= Set exercise =
Of the lines in the listing, how many include the string "instantanée"? Write the number and nothing else.

─── Stored records

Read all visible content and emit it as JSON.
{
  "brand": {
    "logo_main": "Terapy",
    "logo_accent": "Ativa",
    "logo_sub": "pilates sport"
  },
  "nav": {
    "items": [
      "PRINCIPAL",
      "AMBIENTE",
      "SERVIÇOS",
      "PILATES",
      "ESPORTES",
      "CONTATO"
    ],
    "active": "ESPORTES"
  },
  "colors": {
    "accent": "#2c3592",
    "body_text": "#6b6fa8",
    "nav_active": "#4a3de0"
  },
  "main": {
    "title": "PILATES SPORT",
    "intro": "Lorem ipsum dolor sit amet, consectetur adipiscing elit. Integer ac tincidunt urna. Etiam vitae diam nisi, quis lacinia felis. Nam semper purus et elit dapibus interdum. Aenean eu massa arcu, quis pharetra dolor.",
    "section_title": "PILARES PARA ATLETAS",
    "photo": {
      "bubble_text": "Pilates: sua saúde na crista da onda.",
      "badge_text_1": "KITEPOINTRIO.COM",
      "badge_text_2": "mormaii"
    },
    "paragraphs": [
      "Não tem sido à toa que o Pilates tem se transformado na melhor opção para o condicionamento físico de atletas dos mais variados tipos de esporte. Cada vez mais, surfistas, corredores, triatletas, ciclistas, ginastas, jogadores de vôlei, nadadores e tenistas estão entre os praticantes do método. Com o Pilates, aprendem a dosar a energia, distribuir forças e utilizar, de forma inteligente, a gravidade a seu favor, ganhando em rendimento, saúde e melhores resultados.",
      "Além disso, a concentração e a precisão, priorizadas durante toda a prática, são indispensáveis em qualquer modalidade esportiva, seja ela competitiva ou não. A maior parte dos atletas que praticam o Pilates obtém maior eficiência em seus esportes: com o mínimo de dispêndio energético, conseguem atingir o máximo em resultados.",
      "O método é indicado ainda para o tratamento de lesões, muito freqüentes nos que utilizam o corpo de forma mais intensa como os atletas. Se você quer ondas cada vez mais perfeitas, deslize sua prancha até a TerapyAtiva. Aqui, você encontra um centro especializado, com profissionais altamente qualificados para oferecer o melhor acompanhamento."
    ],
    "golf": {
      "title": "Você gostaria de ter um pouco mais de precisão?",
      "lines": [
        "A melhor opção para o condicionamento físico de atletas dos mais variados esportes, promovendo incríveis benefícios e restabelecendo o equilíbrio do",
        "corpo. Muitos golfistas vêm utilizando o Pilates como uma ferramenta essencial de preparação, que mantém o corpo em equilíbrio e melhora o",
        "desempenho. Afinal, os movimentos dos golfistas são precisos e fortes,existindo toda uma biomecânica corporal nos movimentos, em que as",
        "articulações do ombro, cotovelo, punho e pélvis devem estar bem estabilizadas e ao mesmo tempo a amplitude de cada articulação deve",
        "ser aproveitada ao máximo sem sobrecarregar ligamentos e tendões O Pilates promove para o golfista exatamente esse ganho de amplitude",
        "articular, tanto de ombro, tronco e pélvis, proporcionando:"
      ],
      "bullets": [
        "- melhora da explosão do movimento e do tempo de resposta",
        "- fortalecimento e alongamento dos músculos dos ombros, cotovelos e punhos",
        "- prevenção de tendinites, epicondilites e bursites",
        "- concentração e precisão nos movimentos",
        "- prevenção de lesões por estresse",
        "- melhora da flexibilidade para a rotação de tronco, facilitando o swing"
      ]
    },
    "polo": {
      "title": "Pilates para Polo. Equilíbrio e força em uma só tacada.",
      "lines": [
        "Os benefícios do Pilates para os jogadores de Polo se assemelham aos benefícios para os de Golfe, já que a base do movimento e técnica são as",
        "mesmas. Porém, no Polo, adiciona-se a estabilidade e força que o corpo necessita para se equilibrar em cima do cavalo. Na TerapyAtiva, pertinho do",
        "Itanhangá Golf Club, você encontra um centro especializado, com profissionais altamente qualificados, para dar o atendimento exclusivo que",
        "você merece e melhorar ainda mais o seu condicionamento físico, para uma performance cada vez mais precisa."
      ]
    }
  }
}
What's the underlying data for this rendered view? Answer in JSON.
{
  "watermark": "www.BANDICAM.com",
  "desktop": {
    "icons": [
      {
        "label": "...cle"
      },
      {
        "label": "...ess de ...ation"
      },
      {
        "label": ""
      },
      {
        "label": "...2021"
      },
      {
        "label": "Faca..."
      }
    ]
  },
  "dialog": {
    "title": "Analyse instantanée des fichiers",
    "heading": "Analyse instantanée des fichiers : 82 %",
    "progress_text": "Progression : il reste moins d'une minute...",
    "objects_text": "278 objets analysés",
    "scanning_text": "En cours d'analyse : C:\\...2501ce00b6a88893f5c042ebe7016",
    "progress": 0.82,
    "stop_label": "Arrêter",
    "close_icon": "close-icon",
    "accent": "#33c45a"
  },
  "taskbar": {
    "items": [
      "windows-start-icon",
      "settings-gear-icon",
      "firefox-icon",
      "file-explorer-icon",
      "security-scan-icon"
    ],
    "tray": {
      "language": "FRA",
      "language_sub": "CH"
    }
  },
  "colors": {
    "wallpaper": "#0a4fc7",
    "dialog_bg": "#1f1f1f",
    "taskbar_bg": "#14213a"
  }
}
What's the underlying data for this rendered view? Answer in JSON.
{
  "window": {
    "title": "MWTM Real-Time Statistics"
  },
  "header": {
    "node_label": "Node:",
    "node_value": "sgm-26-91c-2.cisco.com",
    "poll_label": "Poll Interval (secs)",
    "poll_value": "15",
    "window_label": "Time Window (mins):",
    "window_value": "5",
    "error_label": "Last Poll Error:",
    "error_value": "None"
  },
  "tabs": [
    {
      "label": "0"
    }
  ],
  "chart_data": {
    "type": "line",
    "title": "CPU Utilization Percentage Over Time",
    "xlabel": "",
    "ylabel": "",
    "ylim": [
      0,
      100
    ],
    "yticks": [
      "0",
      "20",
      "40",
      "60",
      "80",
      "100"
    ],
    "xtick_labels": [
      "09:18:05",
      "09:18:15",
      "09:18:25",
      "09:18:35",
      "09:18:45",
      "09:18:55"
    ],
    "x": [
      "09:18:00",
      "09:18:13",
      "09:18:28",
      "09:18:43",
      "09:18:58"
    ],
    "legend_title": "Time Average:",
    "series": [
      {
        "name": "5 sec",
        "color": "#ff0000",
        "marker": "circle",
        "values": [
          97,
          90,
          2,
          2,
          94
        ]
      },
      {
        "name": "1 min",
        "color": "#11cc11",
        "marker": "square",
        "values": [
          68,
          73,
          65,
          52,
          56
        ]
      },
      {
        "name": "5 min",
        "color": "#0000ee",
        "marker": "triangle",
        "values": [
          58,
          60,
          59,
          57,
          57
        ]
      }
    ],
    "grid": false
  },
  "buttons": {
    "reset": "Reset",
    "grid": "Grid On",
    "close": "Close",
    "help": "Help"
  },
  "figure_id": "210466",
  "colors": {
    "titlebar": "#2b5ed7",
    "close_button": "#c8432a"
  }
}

──────

= Exercise answer =
2